Determine the number of lines in the data that include the word "Alternate", and write only that number.

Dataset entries
+++

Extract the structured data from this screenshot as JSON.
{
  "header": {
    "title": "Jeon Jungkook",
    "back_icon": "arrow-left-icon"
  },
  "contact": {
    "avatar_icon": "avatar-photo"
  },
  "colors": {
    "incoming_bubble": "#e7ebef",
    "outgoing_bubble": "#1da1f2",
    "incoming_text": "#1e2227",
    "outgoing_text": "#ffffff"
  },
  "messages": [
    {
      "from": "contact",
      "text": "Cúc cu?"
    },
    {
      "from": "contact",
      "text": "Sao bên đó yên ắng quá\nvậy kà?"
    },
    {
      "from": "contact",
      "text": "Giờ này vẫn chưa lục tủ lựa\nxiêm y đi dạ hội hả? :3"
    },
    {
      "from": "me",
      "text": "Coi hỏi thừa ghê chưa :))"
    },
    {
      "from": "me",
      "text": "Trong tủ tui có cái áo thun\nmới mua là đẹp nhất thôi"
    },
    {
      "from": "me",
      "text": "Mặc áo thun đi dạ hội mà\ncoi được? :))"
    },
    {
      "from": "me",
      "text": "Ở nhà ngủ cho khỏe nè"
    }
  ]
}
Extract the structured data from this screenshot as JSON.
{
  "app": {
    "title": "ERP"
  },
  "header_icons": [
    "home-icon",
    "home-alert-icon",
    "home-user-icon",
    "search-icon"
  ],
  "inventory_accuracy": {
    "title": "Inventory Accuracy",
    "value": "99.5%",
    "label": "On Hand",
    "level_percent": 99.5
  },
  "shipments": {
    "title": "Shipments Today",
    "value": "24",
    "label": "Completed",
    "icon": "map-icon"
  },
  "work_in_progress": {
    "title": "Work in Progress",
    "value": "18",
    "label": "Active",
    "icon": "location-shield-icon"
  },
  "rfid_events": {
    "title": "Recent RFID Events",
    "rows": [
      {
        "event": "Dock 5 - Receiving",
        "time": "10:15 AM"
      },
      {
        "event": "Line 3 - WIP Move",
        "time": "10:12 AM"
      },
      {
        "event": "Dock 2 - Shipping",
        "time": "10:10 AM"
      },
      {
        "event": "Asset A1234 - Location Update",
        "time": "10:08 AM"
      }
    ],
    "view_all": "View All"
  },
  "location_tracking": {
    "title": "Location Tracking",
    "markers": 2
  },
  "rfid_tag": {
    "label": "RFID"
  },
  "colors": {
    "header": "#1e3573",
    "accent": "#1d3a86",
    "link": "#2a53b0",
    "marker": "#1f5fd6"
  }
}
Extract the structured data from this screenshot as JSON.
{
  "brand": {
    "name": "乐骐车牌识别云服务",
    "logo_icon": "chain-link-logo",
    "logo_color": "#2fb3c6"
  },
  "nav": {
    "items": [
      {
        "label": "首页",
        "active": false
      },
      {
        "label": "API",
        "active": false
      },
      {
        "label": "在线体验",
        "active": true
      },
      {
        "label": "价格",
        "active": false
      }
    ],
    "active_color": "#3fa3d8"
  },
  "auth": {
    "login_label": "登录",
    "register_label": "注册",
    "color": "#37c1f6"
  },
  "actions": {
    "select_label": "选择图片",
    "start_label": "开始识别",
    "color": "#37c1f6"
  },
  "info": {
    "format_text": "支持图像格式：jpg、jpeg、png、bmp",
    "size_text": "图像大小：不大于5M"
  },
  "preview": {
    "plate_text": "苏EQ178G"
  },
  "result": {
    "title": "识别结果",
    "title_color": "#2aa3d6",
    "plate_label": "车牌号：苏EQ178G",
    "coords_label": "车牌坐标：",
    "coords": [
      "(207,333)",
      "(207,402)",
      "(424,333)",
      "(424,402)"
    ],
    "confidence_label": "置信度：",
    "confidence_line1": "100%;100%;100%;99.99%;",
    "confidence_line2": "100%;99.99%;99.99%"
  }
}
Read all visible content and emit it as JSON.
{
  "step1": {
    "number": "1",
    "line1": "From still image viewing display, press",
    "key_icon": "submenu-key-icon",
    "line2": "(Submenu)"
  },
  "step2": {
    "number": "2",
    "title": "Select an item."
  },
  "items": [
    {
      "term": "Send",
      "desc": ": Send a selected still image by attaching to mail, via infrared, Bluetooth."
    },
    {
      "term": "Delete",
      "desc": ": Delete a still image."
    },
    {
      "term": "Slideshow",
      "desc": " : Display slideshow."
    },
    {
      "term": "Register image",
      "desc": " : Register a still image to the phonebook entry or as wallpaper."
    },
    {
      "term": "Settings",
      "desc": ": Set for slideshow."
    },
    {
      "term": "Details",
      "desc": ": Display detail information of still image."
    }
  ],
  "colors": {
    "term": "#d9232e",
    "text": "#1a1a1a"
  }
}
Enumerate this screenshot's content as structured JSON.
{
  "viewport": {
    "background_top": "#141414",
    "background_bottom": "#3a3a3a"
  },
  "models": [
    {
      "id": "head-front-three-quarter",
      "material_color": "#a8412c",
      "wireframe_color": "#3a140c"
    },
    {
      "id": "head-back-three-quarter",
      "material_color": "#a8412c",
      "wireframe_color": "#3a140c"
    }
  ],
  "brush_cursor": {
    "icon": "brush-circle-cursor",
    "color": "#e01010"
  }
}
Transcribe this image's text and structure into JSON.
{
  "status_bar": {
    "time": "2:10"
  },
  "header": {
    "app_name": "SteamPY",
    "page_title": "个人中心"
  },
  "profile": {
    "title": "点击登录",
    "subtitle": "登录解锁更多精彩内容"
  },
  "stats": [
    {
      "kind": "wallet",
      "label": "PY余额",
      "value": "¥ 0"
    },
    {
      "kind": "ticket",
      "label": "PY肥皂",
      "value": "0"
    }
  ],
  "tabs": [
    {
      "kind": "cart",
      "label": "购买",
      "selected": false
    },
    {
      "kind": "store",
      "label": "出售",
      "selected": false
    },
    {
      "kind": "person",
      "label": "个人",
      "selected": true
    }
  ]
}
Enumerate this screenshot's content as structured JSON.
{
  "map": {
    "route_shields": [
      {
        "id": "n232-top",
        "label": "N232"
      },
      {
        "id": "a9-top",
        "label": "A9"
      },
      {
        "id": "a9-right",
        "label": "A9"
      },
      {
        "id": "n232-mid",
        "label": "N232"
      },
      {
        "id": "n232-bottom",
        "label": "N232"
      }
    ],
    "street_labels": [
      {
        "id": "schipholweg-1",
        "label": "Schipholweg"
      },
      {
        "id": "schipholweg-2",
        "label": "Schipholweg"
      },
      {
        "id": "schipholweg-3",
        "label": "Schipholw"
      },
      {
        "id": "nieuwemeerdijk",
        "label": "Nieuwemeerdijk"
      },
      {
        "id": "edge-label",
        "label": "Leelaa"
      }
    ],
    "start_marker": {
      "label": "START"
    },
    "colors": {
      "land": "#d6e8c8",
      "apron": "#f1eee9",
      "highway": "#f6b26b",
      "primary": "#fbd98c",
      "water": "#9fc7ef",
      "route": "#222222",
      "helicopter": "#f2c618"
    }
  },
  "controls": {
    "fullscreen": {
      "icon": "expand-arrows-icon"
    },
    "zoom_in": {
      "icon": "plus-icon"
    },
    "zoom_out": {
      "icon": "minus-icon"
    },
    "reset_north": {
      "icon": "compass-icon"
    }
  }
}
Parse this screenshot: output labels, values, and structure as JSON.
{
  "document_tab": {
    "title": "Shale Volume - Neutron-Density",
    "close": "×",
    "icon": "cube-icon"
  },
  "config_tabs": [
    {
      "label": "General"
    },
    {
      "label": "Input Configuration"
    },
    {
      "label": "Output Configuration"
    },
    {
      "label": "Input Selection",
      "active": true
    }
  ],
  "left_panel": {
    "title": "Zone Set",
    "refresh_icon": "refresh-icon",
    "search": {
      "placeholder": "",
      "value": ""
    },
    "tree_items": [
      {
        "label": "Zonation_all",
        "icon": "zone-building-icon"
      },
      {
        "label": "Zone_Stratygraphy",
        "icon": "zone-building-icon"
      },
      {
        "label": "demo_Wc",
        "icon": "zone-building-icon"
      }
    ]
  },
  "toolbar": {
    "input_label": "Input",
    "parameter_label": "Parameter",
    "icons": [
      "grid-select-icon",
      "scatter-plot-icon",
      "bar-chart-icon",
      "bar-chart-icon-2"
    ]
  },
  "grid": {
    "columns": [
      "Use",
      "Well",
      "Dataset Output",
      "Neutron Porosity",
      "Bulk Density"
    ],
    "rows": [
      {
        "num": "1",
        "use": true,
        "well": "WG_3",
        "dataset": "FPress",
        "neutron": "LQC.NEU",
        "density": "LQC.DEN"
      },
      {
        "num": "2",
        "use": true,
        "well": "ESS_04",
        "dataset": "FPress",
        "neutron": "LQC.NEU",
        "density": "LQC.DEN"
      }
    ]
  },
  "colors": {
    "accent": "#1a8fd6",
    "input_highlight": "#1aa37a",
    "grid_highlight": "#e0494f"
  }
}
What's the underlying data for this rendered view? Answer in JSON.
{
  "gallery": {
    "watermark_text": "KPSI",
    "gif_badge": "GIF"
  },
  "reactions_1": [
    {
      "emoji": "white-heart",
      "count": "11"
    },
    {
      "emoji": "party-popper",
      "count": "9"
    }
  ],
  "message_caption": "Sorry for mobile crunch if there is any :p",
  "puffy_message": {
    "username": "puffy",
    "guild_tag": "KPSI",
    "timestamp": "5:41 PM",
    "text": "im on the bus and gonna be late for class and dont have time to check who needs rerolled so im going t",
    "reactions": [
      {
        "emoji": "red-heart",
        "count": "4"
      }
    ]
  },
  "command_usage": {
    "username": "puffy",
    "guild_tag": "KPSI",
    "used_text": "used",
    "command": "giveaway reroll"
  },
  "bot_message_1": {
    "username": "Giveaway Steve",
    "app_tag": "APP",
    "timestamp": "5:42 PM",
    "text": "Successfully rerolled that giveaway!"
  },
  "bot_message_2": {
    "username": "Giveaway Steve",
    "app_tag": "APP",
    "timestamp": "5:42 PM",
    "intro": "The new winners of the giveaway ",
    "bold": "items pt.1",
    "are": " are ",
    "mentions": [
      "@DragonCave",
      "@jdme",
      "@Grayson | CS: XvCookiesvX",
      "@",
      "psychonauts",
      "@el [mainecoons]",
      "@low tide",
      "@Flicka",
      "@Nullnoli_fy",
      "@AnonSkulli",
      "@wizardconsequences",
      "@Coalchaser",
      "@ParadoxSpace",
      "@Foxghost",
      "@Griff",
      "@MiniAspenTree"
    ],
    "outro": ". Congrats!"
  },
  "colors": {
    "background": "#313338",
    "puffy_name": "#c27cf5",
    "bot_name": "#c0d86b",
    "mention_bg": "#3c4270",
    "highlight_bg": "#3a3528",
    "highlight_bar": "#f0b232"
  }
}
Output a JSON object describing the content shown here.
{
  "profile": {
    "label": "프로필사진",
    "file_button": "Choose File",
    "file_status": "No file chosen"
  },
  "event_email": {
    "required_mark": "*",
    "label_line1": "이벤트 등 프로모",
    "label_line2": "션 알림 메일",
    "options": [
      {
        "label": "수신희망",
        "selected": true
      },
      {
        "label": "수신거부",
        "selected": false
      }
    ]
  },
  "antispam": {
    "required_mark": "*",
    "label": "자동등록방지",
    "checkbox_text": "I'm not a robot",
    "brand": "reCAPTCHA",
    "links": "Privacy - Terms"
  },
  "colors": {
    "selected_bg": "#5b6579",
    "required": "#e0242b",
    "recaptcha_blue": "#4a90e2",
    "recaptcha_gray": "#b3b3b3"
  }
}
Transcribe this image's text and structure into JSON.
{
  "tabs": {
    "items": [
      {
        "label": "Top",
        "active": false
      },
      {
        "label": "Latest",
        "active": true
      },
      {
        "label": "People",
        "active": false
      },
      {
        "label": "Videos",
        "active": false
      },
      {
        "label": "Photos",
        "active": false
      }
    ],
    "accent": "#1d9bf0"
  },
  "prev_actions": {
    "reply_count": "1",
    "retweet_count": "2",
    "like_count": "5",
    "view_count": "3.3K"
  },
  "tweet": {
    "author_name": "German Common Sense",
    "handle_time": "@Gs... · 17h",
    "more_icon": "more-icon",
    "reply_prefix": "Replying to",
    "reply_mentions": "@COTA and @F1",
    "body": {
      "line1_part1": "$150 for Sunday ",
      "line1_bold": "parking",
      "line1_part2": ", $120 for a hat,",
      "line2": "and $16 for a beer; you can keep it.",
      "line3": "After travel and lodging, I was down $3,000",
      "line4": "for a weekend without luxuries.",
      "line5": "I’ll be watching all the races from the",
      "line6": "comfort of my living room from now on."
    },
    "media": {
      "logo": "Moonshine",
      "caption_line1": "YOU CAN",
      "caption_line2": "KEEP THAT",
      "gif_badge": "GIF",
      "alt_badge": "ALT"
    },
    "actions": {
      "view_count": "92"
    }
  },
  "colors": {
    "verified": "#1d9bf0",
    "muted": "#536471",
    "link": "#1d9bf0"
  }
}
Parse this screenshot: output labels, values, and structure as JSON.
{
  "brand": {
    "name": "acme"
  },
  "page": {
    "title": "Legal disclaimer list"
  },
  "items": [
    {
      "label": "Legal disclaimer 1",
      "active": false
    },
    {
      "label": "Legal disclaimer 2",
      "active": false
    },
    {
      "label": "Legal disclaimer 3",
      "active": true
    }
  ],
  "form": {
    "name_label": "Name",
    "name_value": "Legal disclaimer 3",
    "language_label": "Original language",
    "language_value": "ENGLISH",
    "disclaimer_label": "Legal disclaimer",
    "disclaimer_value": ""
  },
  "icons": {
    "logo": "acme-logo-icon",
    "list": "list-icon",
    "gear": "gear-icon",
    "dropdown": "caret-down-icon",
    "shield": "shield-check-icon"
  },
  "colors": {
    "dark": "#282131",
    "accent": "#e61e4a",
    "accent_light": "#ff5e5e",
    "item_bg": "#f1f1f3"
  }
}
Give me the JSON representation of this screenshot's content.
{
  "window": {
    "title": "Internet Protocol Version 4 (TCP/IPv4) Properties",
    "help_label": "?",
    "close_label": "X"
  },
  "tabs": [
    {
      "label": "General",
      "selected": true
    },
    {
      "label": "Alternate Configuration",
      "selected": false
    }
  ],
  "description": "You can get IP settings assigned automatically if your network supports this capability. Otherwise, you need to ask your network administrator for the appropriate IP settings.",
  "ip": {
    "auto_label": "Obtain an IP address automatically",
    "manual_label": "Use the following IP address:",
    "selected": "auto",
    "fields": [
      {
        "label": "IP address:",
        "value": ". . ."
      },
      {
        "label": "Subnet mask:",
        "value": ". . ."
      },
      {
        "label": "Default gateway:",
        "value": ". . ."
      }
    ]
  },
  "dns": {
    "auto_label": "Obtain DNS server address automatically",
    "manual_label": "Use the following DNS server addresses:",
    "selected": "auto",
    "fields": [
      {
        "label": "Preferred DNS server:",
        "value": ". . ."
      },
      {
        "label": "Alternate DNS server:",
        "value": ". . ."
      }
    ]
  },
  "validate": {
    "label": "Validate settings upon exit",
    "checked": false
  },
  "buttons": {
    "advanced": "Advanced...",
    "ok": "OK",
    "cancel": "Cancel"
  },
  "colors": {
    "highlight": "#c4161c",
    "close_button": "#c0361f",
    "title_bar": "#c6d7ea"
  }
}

+++

Right answer>
2